── RECORD EXTRACTS ──

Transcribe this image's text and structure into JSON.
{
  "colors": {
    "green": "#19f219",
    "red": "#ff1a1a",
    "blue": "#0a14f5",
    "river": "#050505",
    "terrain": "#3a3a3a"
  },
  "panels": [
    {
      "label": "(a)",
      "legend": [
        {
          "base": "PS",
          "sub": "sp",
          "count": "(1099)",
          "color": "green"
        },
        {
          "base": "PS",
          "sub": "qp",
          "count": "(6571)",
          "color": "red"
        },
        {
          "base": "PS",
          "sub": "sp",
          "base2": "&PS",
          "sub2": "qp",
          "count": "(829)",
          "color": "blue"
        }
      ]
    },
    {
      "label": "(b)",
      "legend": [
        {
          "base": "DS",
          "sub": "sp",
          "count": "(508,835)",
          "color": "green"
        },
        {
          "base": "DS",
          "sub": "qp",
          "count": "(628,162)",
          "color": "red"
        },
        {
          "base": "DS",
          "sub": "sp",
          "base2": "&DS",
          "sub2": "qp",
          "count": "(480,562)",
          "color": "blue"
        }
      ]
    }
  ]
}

───

[PROBLEM DETAILS]: Find the word "count" in the material, then list each line that holds it.

[THE SOLUTION]:
          "count": "(1099)",
          "count": "(6571)",
          "count": "(829)",
          "count": "(508,835)",
          "count": "(628,162)",
          "count": "(480,562)",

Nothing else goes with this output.